**Written instruction**:
Comb the records below for the string "name" and copy each line where it turns up.

**Record extracts**:
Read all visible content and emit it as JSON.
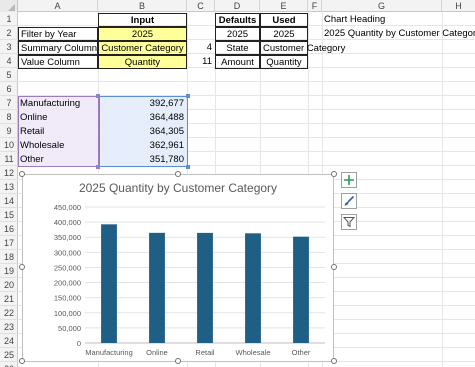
{
  "columns": [
    "A",
    "B",
    "C",
    "D",
    "E",
    "F",
    "G",
    "H"
  ],
  "rows": [
    "1",
    "2",
    "3",
    "4",
    "5",
    "6",
    "7",
    "8",
    "9",
    "10",
    "11",
    "12",
    "13",
    "14",
    "15",
    "16",
    "17",
    "18",
    "19",
    "20",
    "21",
    "22",
    "23",
    "24",
    "25",
    "26"
  ],
  "header_row": {
    "input_label": "Input",
    "defaults_label": "Defaults",
    "used_label": "Used",
    "chart_heading_label": "Chart Heading"
  },
  "row2": {
    "label": "Filter by Year",
    "input": "2025",
    "default": "2025",
    "used": "2025",
    "chart_heading_value": "2025 Quantity by Customer Category"
  },
  "row3": {
    "label": "Summary Column",
    "input": "Customer Category",
    "index": "4",
    "default": "State",
    "used": "Customer Category"
  },
  "row4": {
    "label": "Value Column",
    "input": "Quantity",
    "index": "11",
    "default": "Amount",
    "used": "Quantity"
  },
  "summary_table": [
    {
      "category": "Manufacturing",
      "value": "392,677"
    },
    {
      "category": "Online",
      "value": "364,488"
    },
    {
      "category": "Retail",
      "value": "364,305"
    },
    {
      "category": "Wholesale",
      "value": "362,961"
    },
    {
      "category": "Other",
      "value": "351,780"
    }
  ],
  "side_buttons": {
    "elements": "chart-elements-plus-icon",
    "styles": "chart-styles-brush-icon",
    "filters": "chart-filters-funnel-icon"
  },
  "colors": {
    "bar": "#1f5f86",
    "input_fill": "#ffff99",
    "purple_highlight": "#9e7cc1",
    "blue_highlight": "#5b8fd1",
    "plus_green": "#2e9b4f"
  },
  "chart_data": {
    "type": "bar",
    "title": "2025 Quantity by Customer Category",
    "categories": [
      "Manufacturing",
      "Online",
      "Retail",
      "Wholesale",
      "Other"
    ],
    "values": [
      392677,
      364488,
      364305,
      362961,
      351780
    ],
    "ylim": [
      0,
      450000
    ],
    "yticks": [
      0,
      50000,
      100000,
      150000,
      200000,
      250000,
      300000,
      350000,
      400000,
      450000
    ],
    "ytick_labels": [
      "0",
      "50,000",
      "100,000",
      "150,000",
      "200,000",
      "250,000",
      "300,000",
      "350,000",
      "400,000",
      "450,000"
    ],
    "xlabel": "",
    "ylabel": "",
    "grid": true,
    "legend": "none"
  }
}
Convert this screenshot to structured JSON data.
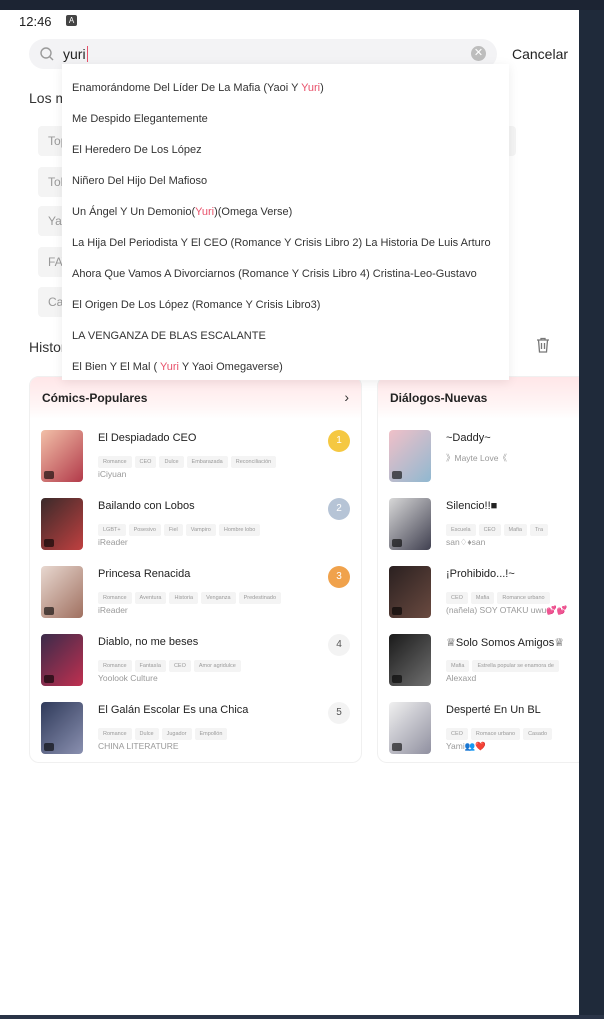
{
  "status_bar": {
    "time": "12:46",
    "app_icon": "A"
  },
  "search": {
    "query": "yuri",
    "clear_icon": "clear-icon",
    "cancel_label": "Cancelar"
  },
  "background": {
    "section_heading": "Los m",
    "chips": [
      "Top",
      "Tok",
      "Yac",
      "FAV",
      "Cas"
    ],
    "history_heading": "Histor"
  },
  "suggestions": [
    {
      "before": "Enamorándome Del Líder De La Mafia (Yaoi Y ",
      "match": "Yuri",
      "after": ")"
    },
    {
      "before": "Me Despido Elegantemente",
      "match": "",
      "after": ""
    },
    {
      "before": "El Heredero De Los López",
      "match": "",
      "after": ""
    },
    {
      "before": "Niñero Del Hijo Del Mafioso",
      "match": "",
      "after": ""
    },
    {
      "before": "Un Ángel Y Un Demonio(",
      "match": "Yuri",
      "after": ")(Omega Verse)"
    },
    {
      "before": "La Hija Del Periodista Y El CEO (Romance Y Crisis Libro 2) La Historia De Luis Arturo",
      "match": "",
      "after": ""
    },
    {
      "before": "Ahora Que Vamos A Divorciarnos (Romance Y Crisis Libro 4) Cristina-Leo-Gustavo",
      "match": "",
      "after": ""
    },
    {
      "before": "El Origen De Los López (Romance Y Crisis Libro3)",
      "match": "",
      "after": ""
    },
    {
      "before": "LA VENGANZA DE BLAS ESCALANTE",
      "match": "",
      "after": ""
    },
    {
      "before": "El Bien Y El Mal ( ",
      "match": "Yuri",
      "after": " Y Yaoi Omegaverse)"
    }
  ],
  "comics_card": {
    "title": "Cómics-Populares",
    "chevron": "›",
    "items": [
      {
        "title": "El Despiadado CEO",
        "tags": [
          "Romance",
          "CEO",
          "Dulce",
          "Embarazada",
          "Reconciliación"
        ],
        "author": "iCiyuan",
        "rank": "1",
        "cover": [
          "#f2c0a8",
          "#b23a4a"
        ]
      },
      {
        "title": "Bailando con Lobos",
        "tags": [
          "LGBT+",
          "Posesivo",
          "Fiel",
          "Vampiro",
          "Hombre lobo"
        ],
        "author": "iReader",
        "rank": "2",
        "cover": [
          "#3a2a2a",
          "#c04040"
        ]
      },
      {
        "title": "Princesa Renacida",
        "tags": [
          "Romance",
          "Aventura",
          "Historia",
          "Venganza",
          "Predestinado"
        ],
        "author": "iReader",
        "rank": "3",
        "cover": [
          "#e8d8d0",
          "#a07060"
        ]
      },
      {
        "title": "Diablo, no me beses",
        "tags": [
          "Romance",
          "Fantasía",
          "CEO",
          "Amor agridulce"
        ],
        "author": "Yoolook Culture",
        "rank": "4",
        "cover": [
          "#3a2b4a",
          "#c03050"
        ]
      },
      {
        "title": "El Galán Escolar Es una Chica",
        "tags": [
          "Romance",
          "Dulce",
          "Jugador",
          "Empollón"
        ],
        "author": "CHINA LITERATURE",
        "rank": "5",
        "cover": [
          "#2f3a5a",
          "#8a90b0"
        ]
      }
    ]
  },
  "dialogs_card": {
    "title": "Diálogos-Nuevas",
    "items": [
      {
        "title": "~Daddy~",
        "tags": [],
        "author": "》Mayte Love《",
        "cover": [
          "#f0c0c8",
          "#90b8d0"
        ]
      },
      {
        "title": "Silencio!!■",
        "tags": [
          "Escuela",
          "CEO",
          "Mafia",
          "Tra"
        ],
        "author": "san♢♦san",
        "cover": [
          "#d8d8d8",
          "#404050"
        ]
      },
      {
        "title": "¡Prohibido...!~",
        "tags": [
          "CEO",
          "Mafia",
          "Romance urbano"
        ],
        "author": "(nañela) SOY OTAKU uwu💕💕",
        "cover": [
          "#2a2020",
          "#6a4a40"
        ]
      },
      {
        "title": "♕Solo Somos Amigos♕",
        "tags": [
          "Mafia",
          "Estrella popular se enamora de"
        ],
        "author": "Alexaxd",
        "cover": [
          "#1a1a1a",
          "#707070"
        ]
      },
      {
        "title": "Desperté En Un BL",
        "tags": [
          "CEO",
          "Romace urbano",
          "Casado"
        ],
        "author": "Yami👥❤️",
        "cover": [
          "#f0f0f0",
          "#9090a0"
        ]
      }
    ]
  }
}
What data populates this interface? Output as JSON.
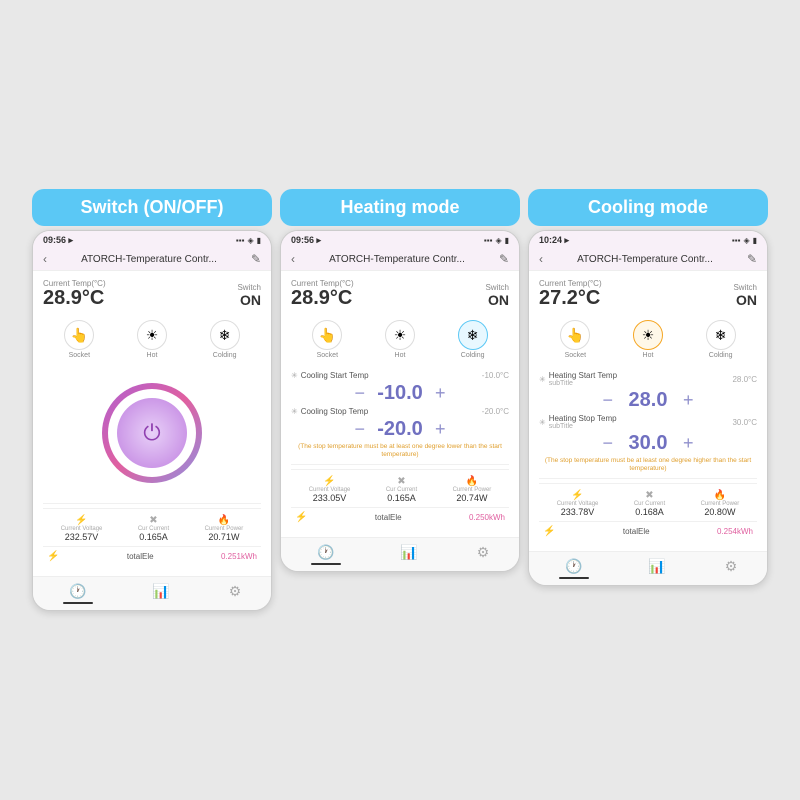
{
  "cards": [
    {
      "id": "switch",
      "label": "Switch (ON/OFF)",
      "time": "09:56",
      "signal": "◀",
      "title": "ATORCH-Temperature Contr...",
      "current_temp_label": "Current Temp(°C)",
      "current_temp": "28.9°C",
      "switch_label": "Switch",
      "switch_val": "ON",
      "modes": [
        {
          "icon": "👆",
          "label": "Socket",
          "active": false
        },
        {
          "icon": "☀",
          "label": "Hot",
          "active": false
        },
        {
          "icon": "❄",
          "label": "Colding",
          "active": false
        }
      ],
      "show_power": true,
      "settings": [],
      "stats": [
        {
          "icon": "⚡",
          "label": "Current Voltage",
          "val": "232.57V"
        },
        {
          "icon": "✖",
          "label": "Cur Current",
          "val": "0.165A"
        },
        {
          "icon": "🔥",
          "label": "Current Power",
          "val": "20.71W"
        }
      ],
      "total_label": "totalEle",
      "total_val": "0.251kWh"
    },
    {
      "id": "heating",
      "label": "Heating mode",
      "time": "09:56",
      "title": "ATORCH-Temperature Contr...",
      "current_temp_label": "Current Temp(°C)",
      "current_temp": "28.9°C",
      "switch_label": "Switch",
      "switch_val": "ON",
      "modes": [
        {
          "icon": "👆",
          "label": "Socket",
          "active": false
        },
        {
          "icon": "☀",
          "label": "Hot",
          "active": false
        },
        {
          "icon": "❄",
          "label": "Colding",
          "active": true,
          "color": "blue"
        }
      ],
      "show_power": false,
      "settings": [
        {
          "name": "Cooling Start Temp",
          "subtitle": "",
          "side_val": "-10.0°C",
          "ctrl_val": "-10.0"
        },
        {
          "name": "Cooling Stop Temp",
          "subtitle": "",
          "side_val": "-20.0°C",
          "ctrl_val": "-20.0"
        }
      ],
      "warning": "(The stop temperature must be at least one degree lower\nthan the start temperature)",
      "stats": [
        {
          "icon": "⚡",
          "label": "Current Voltage",
          "val": "233.05V"
        },
        {
          "icon": "✖",
          "label": "Cur Current",
          "val": "0.165A"
        },
        {
          "icon": "🔥",
          "label": "Current Power",
          "val": "20.74W"
        }
      ],
      "total_label": "totalEle",
      "total_val": "0.250kWh"
    },
    {
      "id": "cooling",
      "label": "Cooling mode",
      "time": "10:24",
      "title": "ATORCH-Temperature Contr...",
      "current_temp_label": "Current Temp(°C)",
      "current_temp": "27.2°C",
      "switch_label": "Switch",
      "switch_val": "ON",
      "modes": [
        {
          "icon": "👆",
          "label": "Socket",
          "active": false
        },
        {
          "icon": "☀",
          "label": "Hot",
          "active": true,
          "color": "orange"
        },
        {
          "icon": "❄",
          "label": "Colding",
          "active": false
        }
      ],
      "show_power": false,
      "settings": [
        {
          "name": "Heating Start Temp",
          "subtitle": "subTitle",
          "side_val": "28.0°C",
          "ctrl_val": "28.0"
        },
        {
          "name": "Heating Stop Temp",
          "subtitle": "subTitle",
          "side_val": "30.0°C",
          "ctrl_val": "30.0"
        }
      ],
      "warning": "(The stop temperature must be at least one degree higher\nthan the start temperature)",
      "stats": [
        {
          "icon": "⚡",
          "label": "Current Voltage",
          "val": "233.78V"
        },
        {
          "icon": "✖",
          "label": "Cur Current",
          "val": "0.168A"
        },
        {
          "icon": "🔥",
          "label": "Current Power",
          "val": "20.80W"
        }
      ],
      "total_label": "totalEle",
      "total_val": "0.254kWh"
    }
  ],
  "bottom_nav": [
    "🕐",
    "📊",
    "⚙"
  ]
}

**Exercise output**:
          "name": "Cooling Start Temp",
          "name": "Cooling Stop Temp",
          "name": "Heating Start Temp",
          "name": "Heating Stop Temp",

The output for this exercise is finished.